EXERCISE —
Extract every line from the records below that contains the word "pietoni".

MATERIAL SHOWN —
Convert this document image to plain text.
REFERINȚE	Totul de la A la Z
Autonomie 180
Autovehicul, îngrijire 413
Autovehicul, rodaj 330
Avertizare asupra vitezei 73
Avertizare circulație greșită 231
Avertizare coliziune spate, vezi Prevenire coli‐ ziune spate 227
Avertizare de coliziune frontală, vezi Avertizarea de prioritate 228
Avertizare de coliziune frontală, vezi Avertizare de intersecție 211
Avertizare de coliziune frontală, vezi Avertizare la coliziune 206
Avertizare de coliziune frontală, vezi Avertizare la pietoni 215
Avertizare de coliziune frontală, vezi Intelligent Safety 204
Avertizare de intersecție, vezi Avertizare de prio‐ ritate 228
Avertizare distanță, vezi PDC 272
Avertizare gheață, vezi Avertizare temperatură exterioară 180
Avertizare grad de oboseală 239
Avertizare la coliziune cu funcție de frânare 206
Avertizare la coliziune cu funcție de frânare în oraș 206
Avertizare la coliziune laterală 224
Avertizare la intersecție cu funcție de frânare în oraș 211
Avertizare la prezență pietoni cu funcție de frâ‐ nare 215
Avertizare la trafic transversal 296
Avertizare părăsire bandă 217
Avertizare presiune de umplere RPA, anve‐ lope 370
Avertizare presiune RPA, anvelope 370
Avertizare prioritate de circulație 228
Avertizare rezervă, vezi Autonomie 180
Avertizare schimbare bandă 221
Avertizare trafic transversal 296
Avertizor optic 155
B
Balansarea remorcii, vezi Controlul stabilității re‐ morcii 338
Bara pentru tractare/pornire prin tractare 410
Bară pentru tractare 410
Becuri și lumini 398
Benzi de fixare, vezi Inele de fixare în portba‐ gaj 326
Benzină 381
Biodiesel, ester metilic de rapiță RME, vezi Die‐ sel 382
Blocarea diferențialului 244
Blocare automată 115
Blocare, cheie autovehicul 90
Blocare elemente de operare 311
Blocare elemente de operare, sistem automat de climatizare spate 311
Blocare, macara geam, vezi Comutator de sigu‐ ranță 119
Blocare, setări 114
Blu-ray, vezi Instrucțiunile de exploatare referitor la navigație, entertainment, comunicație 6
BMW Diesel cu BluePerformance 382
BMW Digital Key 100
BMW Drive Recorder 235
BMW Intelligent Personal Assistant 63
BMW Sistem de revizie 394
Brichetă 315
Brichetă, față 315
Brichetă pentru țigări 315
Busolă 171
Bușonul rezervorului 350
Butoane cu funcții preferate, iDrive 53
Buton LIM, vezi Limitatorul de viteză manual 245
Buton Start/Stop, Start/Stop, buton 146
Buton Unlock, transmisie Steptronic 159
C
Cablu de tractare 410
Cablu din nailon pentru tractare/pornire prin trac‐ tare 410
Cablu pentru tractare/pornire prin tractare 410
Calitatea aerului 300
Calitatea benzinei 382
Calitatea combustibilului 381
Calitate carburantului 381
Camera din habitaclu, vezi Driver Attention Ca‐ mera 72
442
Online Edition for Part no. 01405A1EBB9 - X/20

THE SOLUTION —
Avertizare de coliziune frontală, vezi Avertizare la pietoni 215
Avertizare la prezență pietoni cu funcție de frâ‐ nare 215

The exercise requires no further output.